= WHAT YOU ARE ASKED TO DO =
Write out every line below that includes the word "интеграция".
════════════════════
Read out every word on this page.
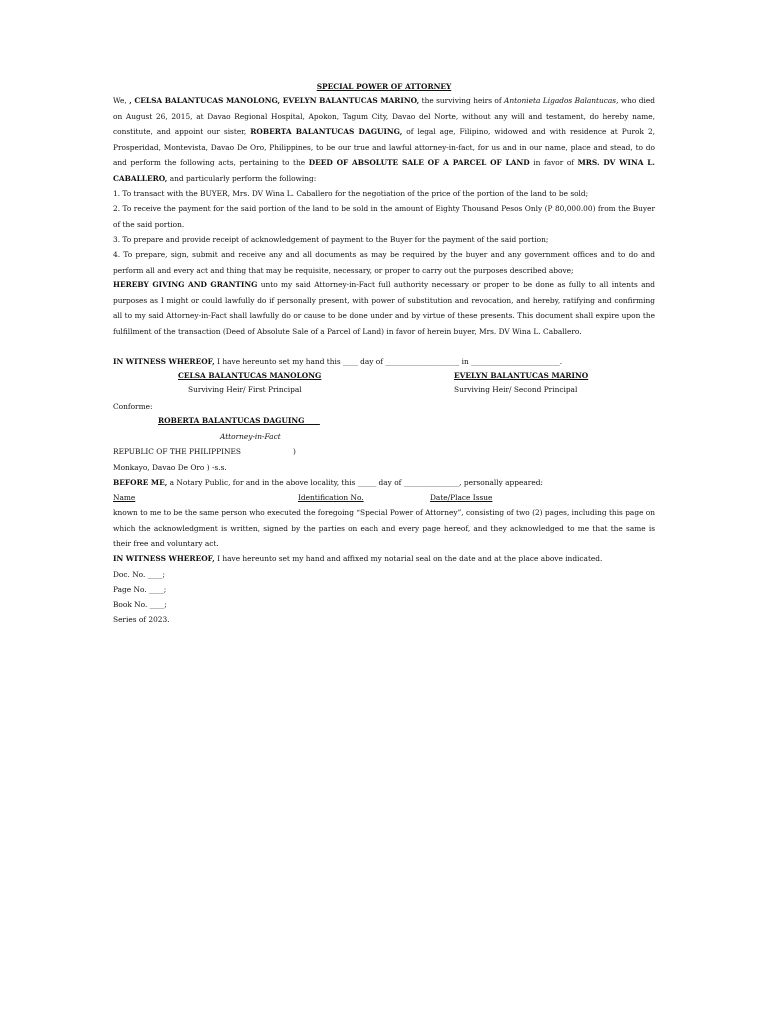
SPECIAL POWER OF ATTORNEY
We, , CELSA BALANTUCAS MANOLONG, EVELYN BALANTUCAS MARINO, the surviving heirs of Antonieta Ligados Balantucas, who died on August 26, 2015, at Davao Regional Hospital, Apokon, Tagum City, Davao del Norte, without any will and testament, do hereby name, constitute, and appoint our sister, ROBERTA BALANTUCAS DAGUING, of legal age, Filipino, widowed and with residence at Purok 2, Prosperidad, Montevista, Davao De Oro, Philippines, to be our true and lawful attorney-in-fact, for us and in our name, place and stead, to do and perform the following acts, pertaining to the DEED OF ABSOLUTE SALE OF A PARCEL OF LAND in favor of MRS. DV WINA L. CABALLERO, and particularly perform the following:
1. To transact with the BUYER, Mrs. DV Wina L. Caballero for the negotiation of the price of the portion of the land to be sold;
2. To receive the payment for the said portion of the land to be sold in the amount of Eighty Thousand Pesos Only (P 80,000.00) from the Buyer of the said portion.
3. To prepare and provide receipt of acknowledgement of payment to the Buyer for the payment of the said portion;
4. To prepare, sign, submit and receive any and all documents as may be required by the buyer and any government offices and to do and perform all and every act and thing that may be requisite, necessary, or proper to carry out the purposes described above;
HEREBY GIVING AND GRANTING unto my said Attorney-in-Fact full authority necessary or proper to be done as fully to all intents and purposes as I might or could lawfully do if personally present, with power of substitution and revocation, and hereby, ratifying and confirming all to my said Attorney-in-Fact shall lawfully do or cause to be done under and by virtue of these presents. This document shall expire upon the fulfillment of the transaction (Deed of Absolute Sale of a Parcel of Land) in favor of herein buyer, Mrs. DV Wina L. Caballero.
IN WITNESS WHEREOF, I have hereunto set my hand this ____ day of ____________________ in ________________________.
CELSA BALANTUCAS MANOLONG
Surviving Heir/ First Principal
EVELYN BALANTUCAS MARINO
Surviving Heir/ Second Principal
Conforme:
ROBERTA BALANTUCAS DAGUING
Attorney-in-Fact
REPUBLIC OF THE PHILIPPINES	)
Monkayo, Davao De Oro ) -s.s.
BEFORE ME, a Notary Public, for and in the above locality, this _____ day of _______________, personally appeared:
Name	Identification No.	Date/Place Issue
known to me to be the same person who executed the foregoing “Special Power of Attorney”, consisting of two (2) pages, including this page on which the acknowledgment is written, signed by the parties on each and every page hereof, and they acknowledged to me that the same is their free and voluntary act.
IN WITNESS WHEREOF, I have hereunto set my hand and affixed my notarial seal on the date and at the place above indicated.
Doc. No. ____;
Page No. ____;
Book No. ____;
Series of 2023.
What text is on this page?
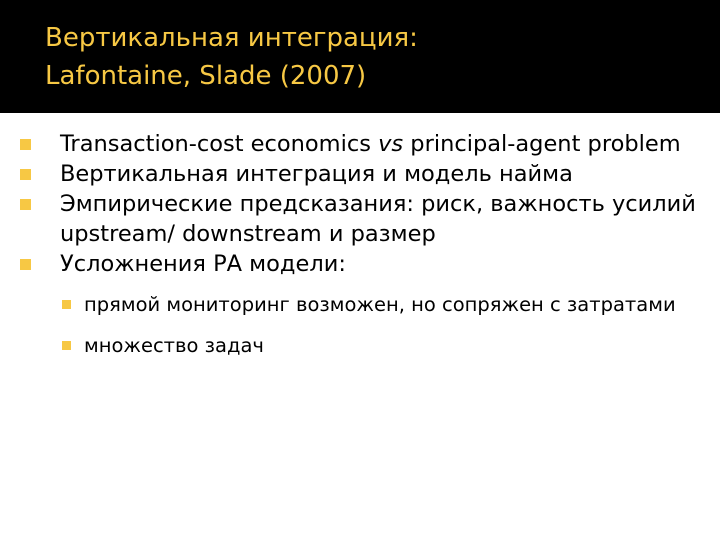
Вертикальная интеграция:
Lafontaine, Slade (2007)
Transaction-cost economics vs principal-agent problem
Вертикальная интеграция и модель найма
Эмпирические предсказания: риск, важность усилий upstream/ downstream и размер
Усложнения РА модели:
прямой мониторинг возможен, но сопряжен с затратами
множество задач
════════════════════
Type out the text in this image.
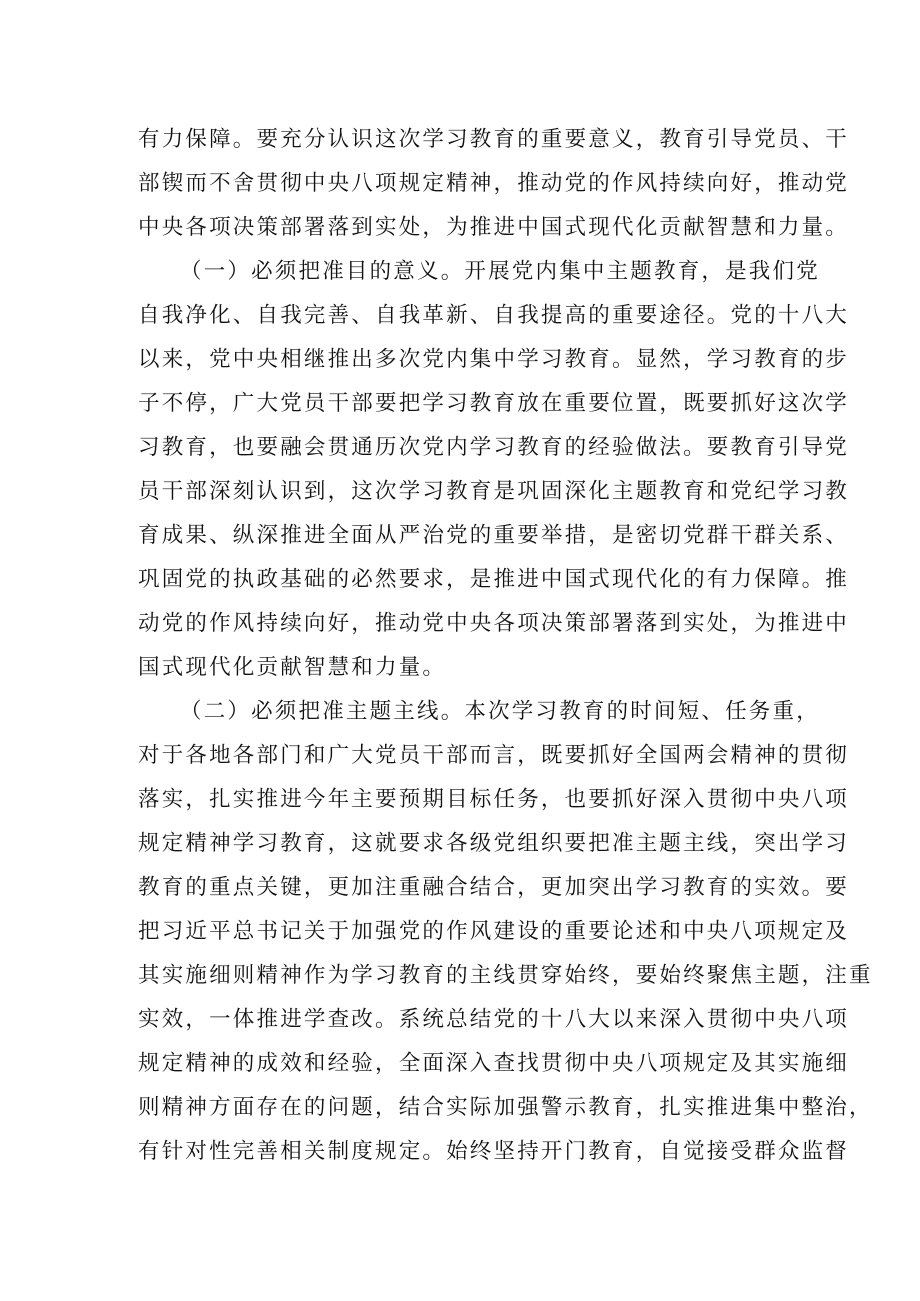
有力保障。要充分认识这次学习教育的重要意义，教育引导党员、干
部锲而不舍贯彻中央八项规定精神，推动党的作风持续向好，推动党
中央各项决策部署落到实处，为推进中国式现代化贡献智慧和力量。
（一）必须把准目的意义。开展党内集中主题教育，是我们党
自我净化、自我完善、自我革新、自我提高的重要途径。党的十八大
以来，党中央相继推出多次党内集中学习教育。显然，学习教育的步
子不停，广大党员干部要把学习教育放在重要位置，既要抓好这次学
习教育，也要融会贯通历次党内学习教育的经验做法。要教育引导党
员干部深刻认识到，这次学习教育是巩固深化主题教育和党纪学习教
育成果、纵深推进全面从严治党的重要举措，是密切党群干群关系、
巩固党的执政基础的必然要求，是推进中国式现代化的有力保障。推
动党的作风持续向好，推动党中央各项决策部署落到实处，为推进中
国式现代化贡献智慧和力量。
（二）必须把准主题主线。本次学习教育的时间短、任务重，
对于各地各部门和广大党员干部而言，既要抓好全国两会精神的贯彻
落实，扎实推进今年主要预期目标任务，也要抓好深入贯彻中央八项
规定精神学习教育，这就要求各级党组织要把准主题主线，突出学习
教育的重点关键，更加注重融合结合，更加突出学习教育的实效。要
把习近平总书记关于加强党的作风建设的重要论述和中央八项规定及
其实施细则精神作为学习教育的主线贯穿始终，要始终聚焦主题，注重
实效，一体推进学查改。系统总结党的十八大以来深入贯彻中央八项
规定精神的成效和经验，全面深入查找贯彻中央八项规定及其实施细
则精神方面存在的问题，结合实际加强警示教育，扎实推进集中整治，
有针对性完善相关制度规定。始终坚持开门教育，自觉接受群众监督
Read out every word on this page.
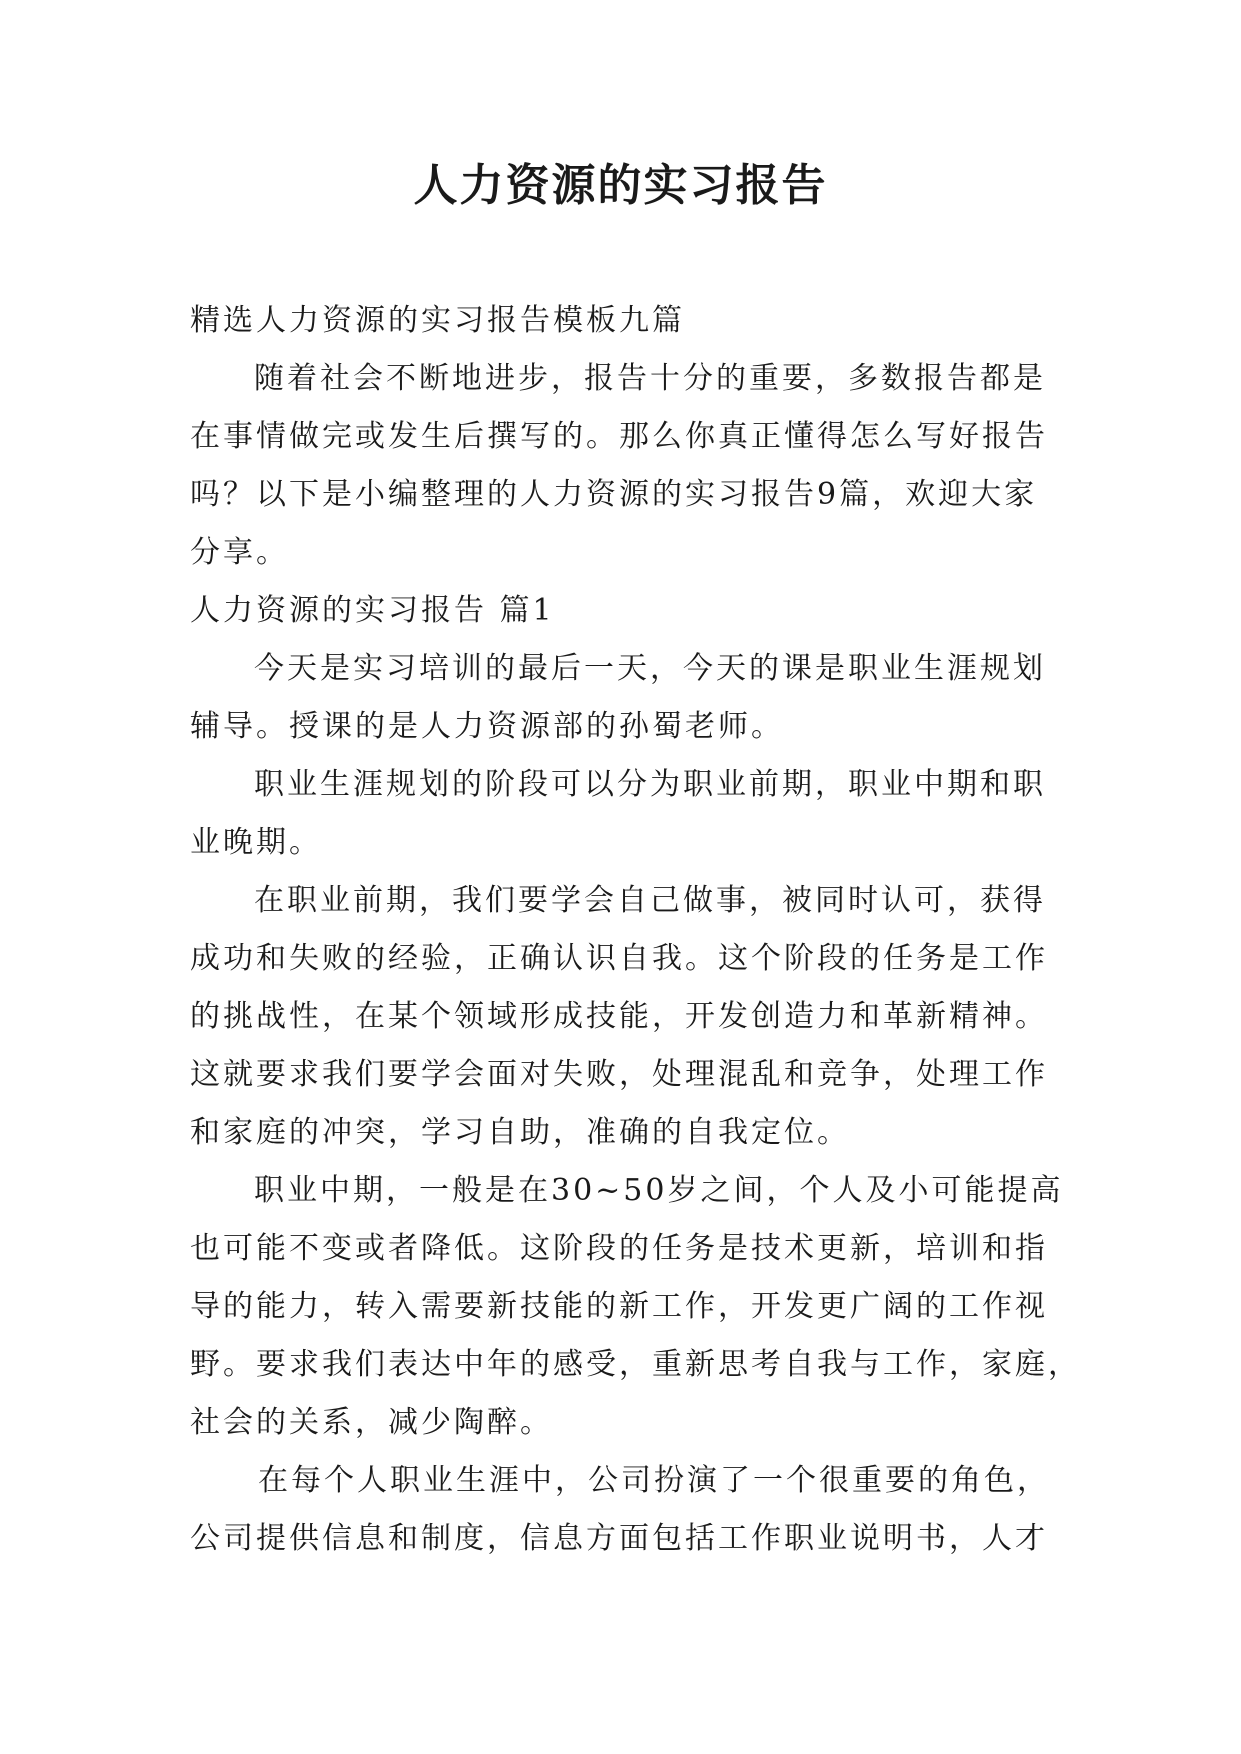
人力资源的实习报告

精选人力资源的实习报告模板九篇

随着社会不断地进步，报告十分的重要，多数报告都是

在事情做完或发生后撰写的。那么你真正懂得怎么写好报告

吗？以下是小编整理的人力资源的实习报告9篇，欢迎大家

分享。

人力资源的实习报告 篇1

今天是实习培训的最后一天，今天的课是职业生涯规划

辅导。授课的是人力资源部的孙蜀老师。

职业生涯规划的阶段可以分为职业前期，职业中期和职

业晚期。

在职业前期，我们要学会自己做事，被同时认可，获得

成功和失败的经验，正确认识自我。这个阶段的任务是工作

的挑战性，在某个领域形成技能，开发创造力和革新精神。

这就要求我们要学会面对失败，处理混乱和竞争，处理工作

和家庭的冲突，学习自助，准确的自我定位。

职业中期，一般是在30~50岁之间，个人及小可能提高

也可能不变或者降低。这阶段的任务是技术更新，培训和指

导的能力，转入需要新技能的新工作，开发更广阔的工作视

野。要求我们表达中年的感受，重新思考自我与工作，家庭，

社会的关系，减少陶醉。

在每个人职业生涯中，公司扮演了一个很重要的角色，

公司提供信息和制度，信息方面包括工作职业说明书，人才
════════════════════
= RESPONSE TO THIS TASK =
Вертикальная интеграция:
Вертикальная интеграция и модель найма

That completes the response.